--- BEGIN Given data ---

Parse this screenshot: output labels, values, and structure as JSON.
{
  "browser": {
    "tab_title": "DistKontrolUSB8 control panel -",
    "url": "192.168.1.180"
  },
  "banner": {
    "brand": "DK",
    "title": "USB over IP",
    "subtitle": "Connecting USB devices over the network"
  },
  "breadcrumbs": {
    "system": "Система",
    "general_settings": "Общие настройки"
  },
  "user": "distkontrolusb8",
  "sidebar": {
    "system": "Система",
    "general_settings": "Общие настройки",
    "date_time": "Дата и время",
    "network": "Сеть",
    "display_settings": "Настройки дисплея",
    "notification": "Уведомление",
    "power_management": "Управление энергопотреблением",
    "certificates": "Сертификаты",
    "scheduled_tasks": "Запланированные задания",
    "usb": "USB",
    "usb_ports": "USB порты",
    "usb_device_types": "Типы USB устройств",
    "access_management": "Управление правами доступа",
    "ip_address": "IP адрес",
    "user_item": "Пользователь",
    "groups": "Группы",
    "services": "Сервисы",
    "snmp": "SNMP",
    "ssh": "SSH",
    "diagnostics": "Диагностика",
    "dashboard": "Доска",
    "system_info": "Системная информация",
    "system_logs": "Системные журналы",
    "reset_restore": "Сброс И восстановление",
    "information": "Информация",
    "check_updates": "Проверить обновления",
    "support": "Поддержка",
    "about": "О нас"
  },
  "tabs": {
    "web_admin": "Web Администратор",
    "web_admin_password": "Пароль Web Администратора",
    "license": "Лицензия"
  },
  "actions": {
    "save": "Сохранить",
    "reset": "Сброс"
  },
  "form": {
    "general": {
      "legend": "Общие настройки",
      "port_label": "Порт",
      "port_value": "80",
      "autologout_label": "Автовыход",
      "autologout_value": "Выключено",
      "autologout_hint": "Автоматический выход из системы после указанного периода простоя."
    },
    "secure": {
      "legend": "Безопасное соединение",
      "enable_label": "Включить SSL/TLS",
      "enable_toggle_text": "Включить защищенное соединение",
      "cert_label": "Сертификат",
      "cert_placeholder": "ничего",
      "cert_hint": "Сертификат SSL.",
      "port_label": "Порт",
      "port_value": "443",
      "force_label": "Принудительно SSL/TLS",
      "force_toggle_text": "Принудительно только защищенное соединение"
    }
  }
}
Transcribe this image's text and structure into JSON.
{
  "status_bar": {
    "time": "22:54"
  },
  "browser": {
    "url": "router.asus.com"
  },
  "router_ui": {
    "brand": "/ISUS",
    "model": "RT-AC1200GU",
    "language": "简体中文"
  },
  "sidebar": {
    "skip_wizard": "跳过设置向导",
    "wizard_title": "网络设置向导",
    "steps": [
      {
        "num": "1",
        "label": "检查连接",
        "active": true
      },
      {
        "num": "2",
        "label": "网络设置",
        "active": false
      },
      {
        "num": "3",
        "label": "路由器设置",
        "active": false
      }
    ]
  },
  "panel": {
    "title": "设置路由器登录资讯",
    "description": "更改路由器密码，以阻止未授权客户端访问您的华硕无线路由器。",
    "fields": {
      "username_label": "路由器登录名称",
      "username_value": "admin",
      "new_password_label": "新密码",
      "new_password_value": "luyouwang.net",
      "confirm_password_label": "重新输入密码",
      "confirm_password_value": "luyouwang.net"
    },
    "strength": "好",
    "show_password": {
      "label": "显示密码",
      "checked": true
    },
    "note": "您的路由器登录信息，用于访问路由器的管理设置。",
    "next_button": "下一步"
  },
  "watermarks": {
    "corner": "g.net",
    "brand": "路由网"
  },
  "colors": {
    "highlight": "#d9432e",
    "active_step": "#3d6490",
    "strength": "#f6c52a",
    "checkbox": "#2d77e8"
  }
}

--- END Given data ---

▶ _The task_
Please quote every record above exactly as it appears.

▶ _Correct response_
Parse this screenshot: output labels, values, and structure as JSON.
{
  "browser": {
    "tab_title": "DistKontrolUSB8 control panel -",
    "url": "192.168.1.180"
  },
  "banner": {
    "brand": "DK",
    "title": "USB over IP",
    "subtitle": "Connecting USB devices over the network"
  },
  "breadcrumbs": {
    "system": "Система",
    "general_settings": "Общие настройки"
  },
  "user": "distkontrolusb8",
  "sidebar": {
    "system": "Система",
    "general_settings": "Общие настройки",
    "date_time": "Дата и время",
    "network": "Сеть",
    "display_settings": "Настройки дисплея",
    "notification": "Уведомление",
    "power_management": "Управление энергопотреблением",
    "certificates": "Сертификаты",
    "scheduled_tasks": "Запланированные задания",
    "usb": "USB",
    "usb_ports": "USB порты",
    "usb_device_types": "Типы USB устройств",
    "access_management": "Управление правами доступа",
    "ip_address": "IP адрес",
    "user_item": "Пользователь",
    "groups": "Группы",
    "services": "Сервисы",
    "snmp": "SNMP",
    "ssh": "SSH",
    "diagnostics": "Диагностика",
    "dashboard": "Доска",
    "system_info": "Системная информация",
    "system_logs": "Системные журналы",
    "reset_restore": "Сброс И восстановление",
    "information": "Информация",
    "check_updates": "Проверить обновления",
    "support": "Поддержка",
    "about": "О нас"
  },
  "tabs": {
    "web_admin": "Web Администратор",
    "web_admin_password": "Пароль Web Администратора",
    "license": "Лицензия"
  },
  "actions": {
    "save": "Сохранить",
    "reset": "Сброс"
  },
  "form": {
    "general": {
      "legend": "Общие настройки",
      "port_label": "Порт",
      "port_value": "80",
      "autologout_label": "Автовыход",
      "autologout_value": "Выключено",
      "autologout_hint": "Автоматический выход из системы после указанного периода простоя."
    },
    "secure": {
      "legend": "Безопасное соединение",
      "enable_label": "Включить SSL/TLS",
      "enable_toggle_text": "Включить защищенное соединение",
      "cert_label": "Сертификат",
      "cert_placeholder": "ничего",
      "cert_hint": "Сертификат SSL.",
      "port_label": "Порт",
      "port_value": "443",
      "force_label": "Принудительно SSL/TLS",
      "force_toggle_text": "Принудительно только защищенное соединение"
    }
  }
}
Transcribe this image's text and structure into JSON.
{
  "status_bar": {
    "time": "22:54"
  },
  "browser": {
    "url": "router.asus.com"
  },
  "router_ui": {
    "brand": "/ISUS",
    "model": "RT-AC1200GU",
    "language": "简体中文"
  },
  "sidebar": {
    "skip_wizard": "跳过设置向导",
    "wizard_title": "网络设置向导",
    "steps": [
      {
        "num": "1",
        "label": "检查连接",
        "active": true
      },
      {
        "num": "2",
        "label": "网络设置",
        "active": false
      },
      {
        "num": "3",
        "label": "路由器设置",
        "active": false
      }
    ]
  },
  "panel": {
    "title": "设置路由器登录资讯",
    "description": "更改路由器密码，以阻止未授权客户端访问您的华硕无线路由器。",
    "fields": {
      "username_label": "路由器登录名称",
      "username_value": "admin",
      "new_password_label": "新密码",
      "new_password_value": "luyouwang.net",
      "confirm_password_label": "重新输入密码",
      "confirm_password_value": "luyouwang.net"
    },
    "strength": "好",
    "show_password": {
      "label": "显示密码",
      "checked": true
    },
    "note": "您的路由器登录信息，用于访问路由器的管理设置。",
    "next_button": "下一步"
  },
  "watermarks": {
    "corner": "g.net",
    "brand": "路由网"
  },
  "colors": {
    "highlight": "#d9432e",
    "active_step": "#3d6490",
    "strength": "#f6c52a",
    "checkbox": "#2d77e8"
  }
}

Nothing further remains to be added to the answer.